Without the images, write out all of the following entries exactly.
══ SUPPLIED ENTRIES
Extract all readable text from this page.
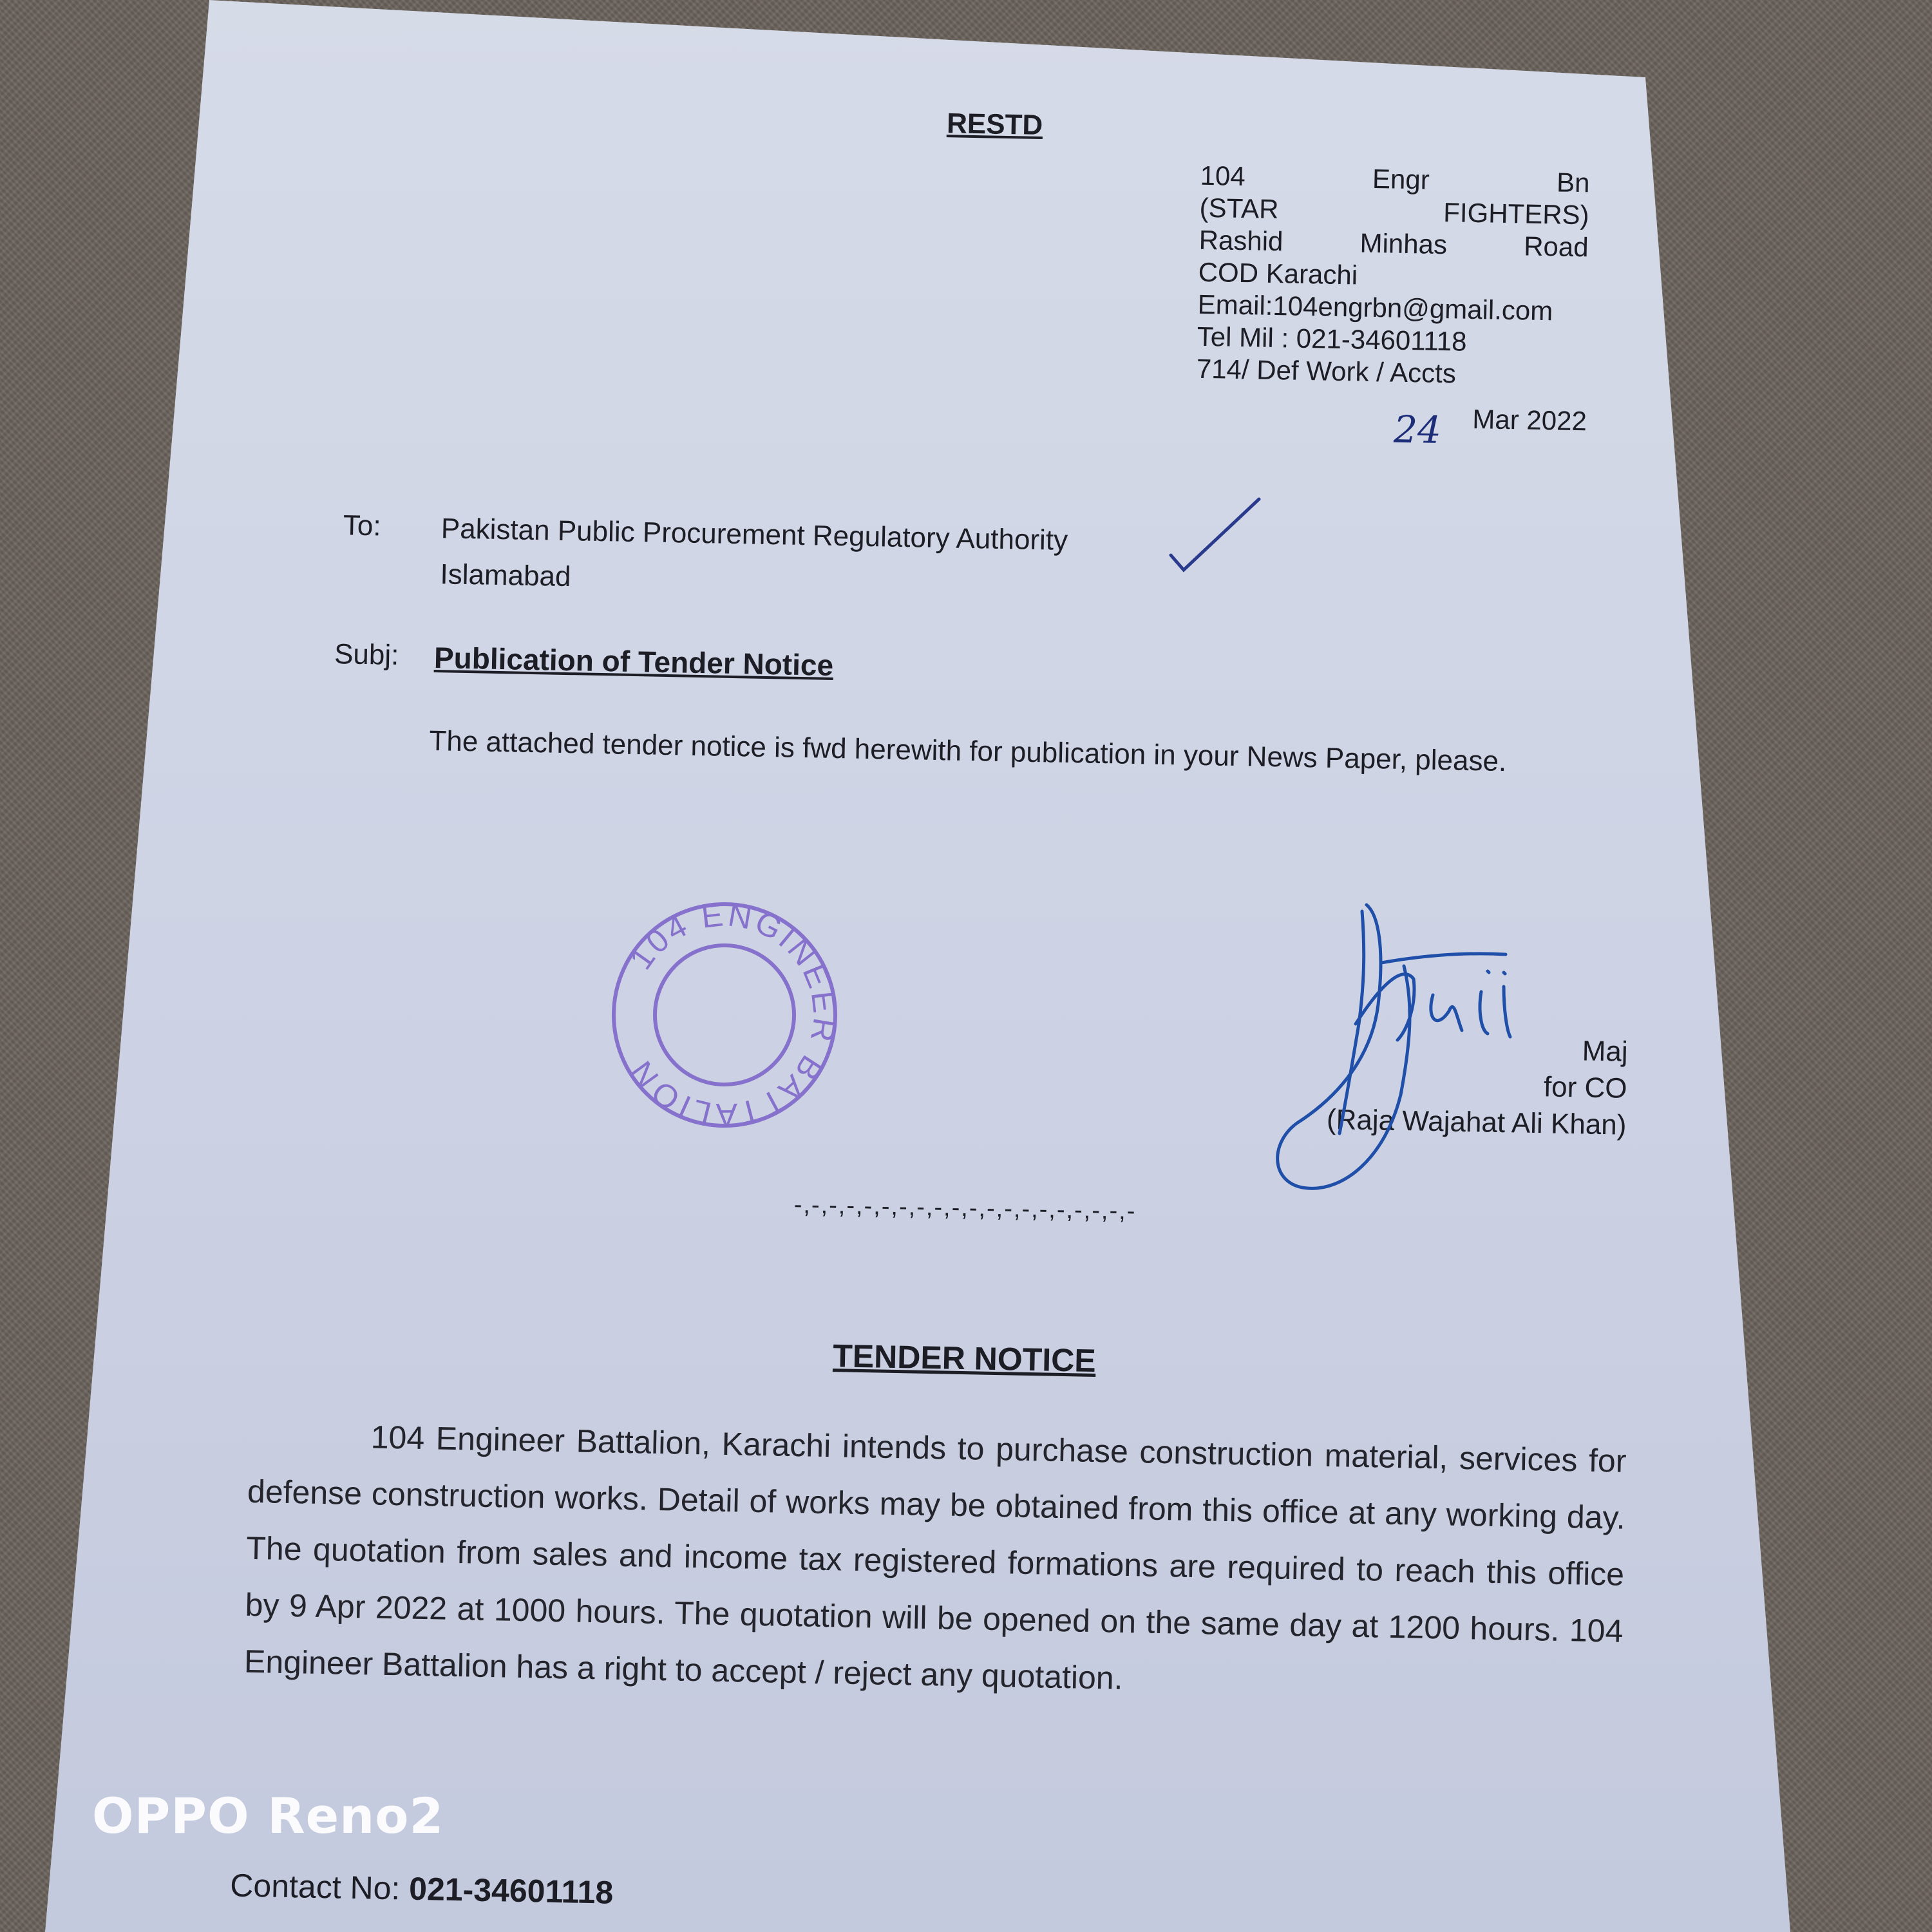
RESTD
104	Engr	Bn
(STAR	FIGHTERS)
Rashid	Minhas	Road
COD Karachi
Email:104engrbn@gmail.com
Tel Mil : 021-34601118
714/ Def Work / Accts
24 Mar 2022
To: Pakistan Public Procurement Regulatory Authority
Islamabad
Subj: Publication of Tender Notice
The attached tender notice is fwd herewith for publication in your News Paper, please.
Maj
for CO
(Raja Wajahat Ali Khan)
-,-,-,-,-,-,-,-,-,-,-,-,-,-,-,-,-,-,-,-
TENDER NOTICE
104 Engineer Battalion, Karachi intends to purchase construction material, services for defense construction works. Detail of works may be obtained from this office at any working day. The quotation from sales and income tax registered formations are required to reach this office by 9 Apr 2022 at 1000 hours. The quotation will be opened on the same day at 1200 hours. 104 Engineer Battalion has a right to accept / reject any quotation.
Contact No: 021-34601118
104 ENGINEER BATTALION
OPPO Reno2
════
> _REPLY TO THE EXERCISE_
Extract all readable text from this page.
RESTD
104	Engr	Bn
(STAR	FIGHTERS)
Rashid	Minhas	Road
COD Karachi
Email:104engrbn@gmail.com
Tel Mil : 021-34601118
714/ Def Work / Accts
24 Mar 2022
To: Pakistan Public Procurement Regulatory Authority
Islamabad
Subj: Publication of Tender Notice
The attached tender notice is fwd herewith for publication in your News Paper, please.
Maj
for CO
(Raja Wajahat Ali Khan)
-,-,-,-,-,-,-,-,-,-,-,-,-,-,-,-,-,-,-,-
TENDER NOTICE
104 Engineer Battalion, Karachi intends to purchase construction material, services for defense construction works. Detail of works may be obtained from this office at any working day. The quotation from sales and income tax registered formations are required to reach this office by 9 Apr 2022 at 1000 hours. The quotation will be opened on the same day at 1200 hours. 104 Engineer Battalion has a right to accept / reject any quotation.
Contact No: 021-34601118
104 ENGINEER BATTALION
OPPO Reno2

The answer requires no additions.